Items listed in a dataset
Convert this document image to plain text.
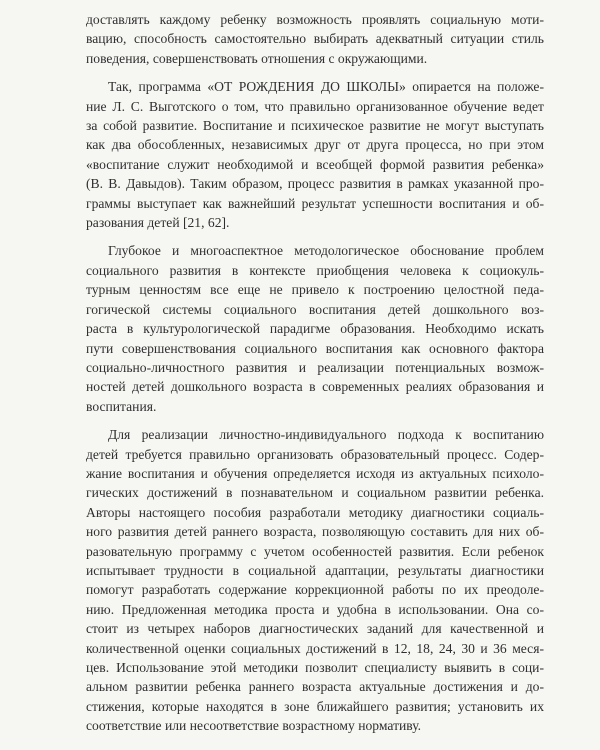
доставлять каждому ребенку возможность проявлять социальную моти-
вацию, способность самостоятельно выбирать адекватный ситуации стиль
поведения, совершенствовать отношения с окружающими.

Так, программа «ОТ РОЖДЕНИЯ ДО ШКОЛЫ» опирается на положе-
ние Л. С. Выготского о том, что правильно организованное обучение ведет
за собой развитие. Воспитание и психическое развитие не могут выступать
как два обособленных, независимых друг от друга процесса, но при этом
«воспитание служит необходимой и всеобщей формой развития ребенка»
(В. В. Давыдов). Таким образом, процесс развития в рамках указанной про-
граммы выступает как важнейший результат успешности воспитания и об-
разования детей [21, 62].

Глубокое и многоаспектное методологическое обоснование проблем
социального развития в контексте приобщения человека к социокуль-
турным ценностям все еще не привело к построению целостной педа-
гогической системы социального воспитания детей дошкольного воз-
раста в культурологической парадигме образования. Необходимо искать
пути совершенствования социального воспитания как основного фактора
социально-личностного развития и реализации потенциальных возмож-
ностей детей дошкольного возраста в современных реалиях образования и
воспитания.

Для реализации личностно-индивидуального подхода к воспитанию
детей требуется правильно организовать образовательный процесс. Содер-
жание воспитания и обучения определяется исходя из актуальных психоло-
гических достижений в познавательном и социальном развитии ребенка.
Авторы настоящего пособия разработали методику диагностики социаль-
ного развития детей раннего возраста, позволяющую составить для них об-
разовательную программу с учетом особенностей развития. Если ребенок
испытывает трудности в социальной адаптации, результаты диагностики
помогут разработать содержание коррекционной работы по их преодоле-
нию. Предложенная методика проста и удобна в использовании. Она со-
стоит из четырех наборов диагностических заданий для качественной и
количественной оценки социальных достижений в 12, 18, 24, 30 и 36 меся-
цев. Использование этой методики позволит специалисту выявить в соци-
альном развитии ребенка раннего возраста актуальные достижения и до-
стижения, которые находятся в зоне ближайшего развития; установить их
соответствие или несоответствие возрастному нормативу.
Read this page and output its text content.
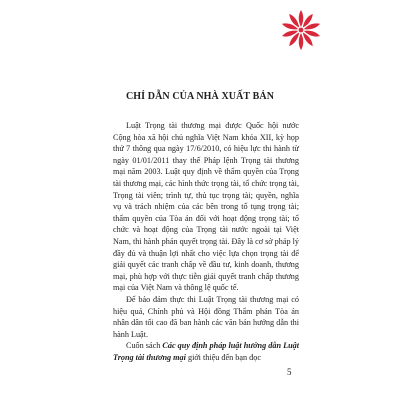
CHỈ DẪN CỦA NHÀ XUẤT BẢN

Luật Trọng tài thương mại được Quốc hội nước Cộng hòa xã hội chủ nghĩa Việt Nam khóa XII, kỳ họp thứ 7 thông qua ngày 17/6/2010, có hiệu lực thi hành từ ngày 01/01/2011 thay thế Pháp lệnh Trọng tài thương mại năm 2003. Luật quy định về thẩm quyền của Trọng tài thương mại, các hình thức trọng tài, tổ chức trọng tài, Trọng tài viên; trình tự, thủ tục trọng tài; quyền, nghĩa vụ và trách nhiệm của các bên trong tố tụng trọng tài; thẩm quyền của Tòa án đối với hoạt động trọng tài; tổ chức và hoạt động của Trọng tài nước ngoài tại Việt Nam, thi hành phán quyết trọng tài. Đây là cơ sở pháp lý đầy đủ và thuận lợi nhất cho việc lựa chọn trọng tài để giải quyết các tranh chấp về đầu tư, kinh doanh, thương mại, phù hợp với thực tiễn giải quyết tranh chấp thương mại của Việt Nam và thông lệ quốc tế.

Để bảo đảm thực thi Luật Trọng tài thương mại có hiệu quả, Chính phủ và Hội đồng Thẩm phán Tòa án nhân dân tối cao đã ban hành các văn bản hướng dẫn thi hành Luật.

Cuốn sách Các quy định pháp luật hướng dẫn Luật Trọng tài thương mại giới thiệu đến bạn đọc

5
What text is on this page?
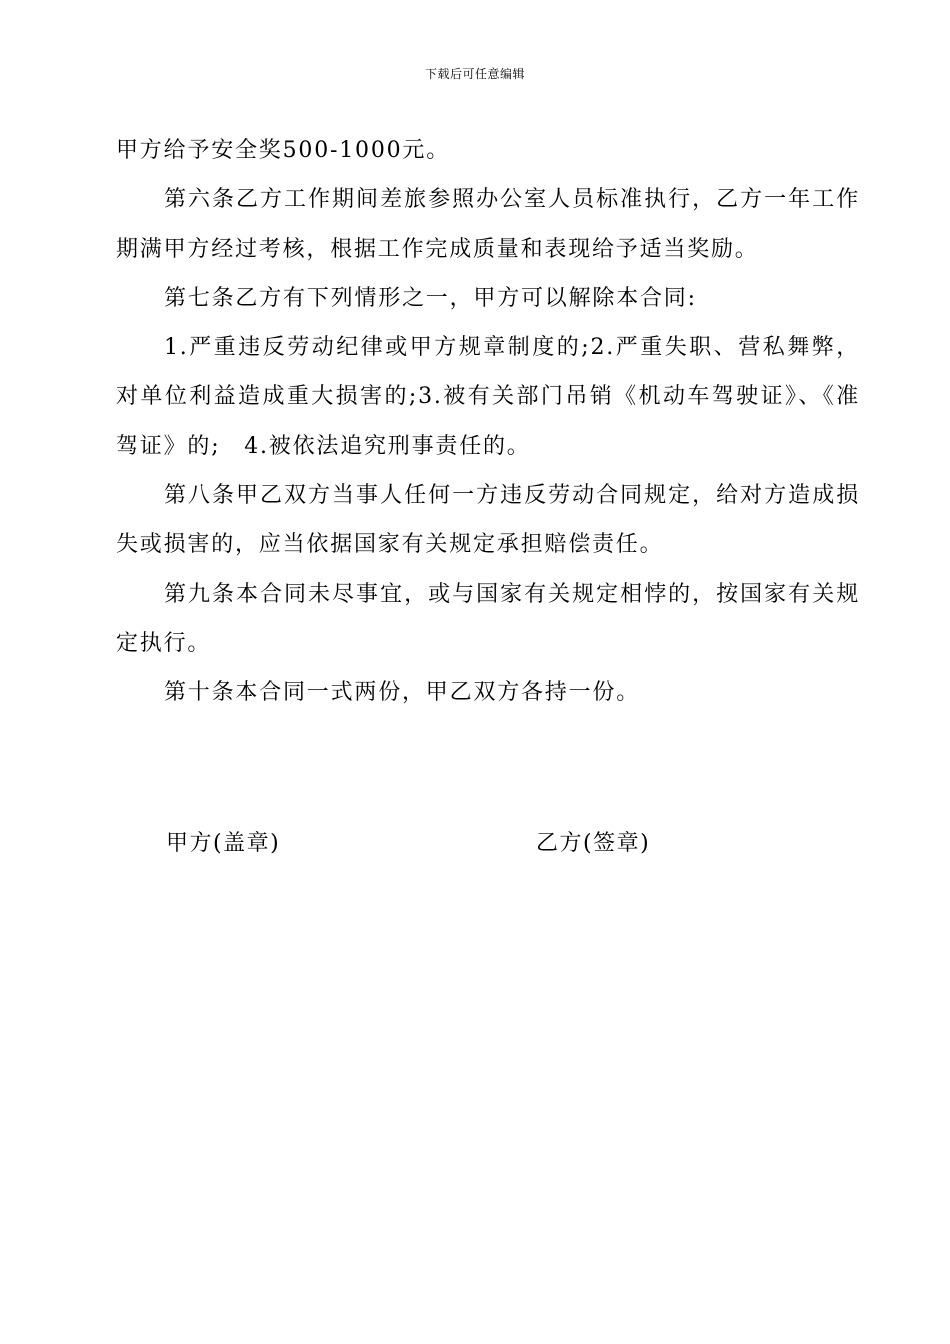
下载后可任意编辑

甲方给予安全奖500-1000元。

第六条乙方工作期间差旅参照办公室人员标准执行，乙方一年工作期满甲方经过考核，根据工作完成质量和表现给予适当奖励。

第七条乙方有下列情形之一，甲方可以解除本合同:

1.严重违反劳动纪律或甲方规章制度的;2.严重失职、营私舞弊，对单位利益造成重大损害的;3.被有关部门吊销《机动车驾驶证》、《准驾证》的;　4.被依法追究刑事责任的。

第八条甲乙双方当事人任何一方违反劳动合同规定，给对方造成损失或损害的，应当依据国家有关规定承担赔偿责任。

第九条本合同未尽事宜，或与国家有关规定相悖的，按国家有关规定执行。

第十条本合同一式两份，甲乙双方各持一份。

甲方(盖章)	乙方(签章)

- [WRITTEN REQUEST]: Find each line with the string "Trọng" and copy it out.

- [ANSWER IN FULL]:
Luật Trọng tài thương mại được Quốc hội nước Cộng hòa xã hội chủ nghĩa Việt Nam khóa XII, kỳ họp thứ 7 thông qua ngày 17/6/2010, có hiệu lực thi hành từ ngày 01/01/2011 thay thế Pháp lệnh Trọng tài thương mại năm 2003. Luật quy định về thẩm quyền của Trọng tài thương mại, các hình thức trọng tài, tổ chức trọng tài, Trọng tài viên; trình tự, thủ tục trọng tài; quyền, nghĩa vụ và trách nhiệm của các bên trong tố tụng trọng tài; thẩm quyền của Tòa án đối với hoạt động trọng tài; tổ chức và hoạt động của Trọng tài nước ngoài tại Việt Nam, thi hành phán quyết trọng tài. Đây là cơ sở pháp lý đầy đủ và thuận lợi nhất cho việc lựa chọn trọng tài để giải quyết các tranh chấp về đầu tư, kinh doanh, thương mại, phù hợp với thực tiễn giải quyết tranh chấp thương mại của Việt Nam và thông lệ quốc tế.
Để bảo đảm thực thi Luật Trọng tài thương mại có hiệu quả, Chính phủ và Hội đồng Thẩm phán Tòa án nhân dân tối cao đã ban hành các văn bản hướng dẫn thi hành Luật.
Cuốn sách Các quy định pháp luật hướng dẫn Luật Trọng tài thương mại giới thiệu đến bạn đọc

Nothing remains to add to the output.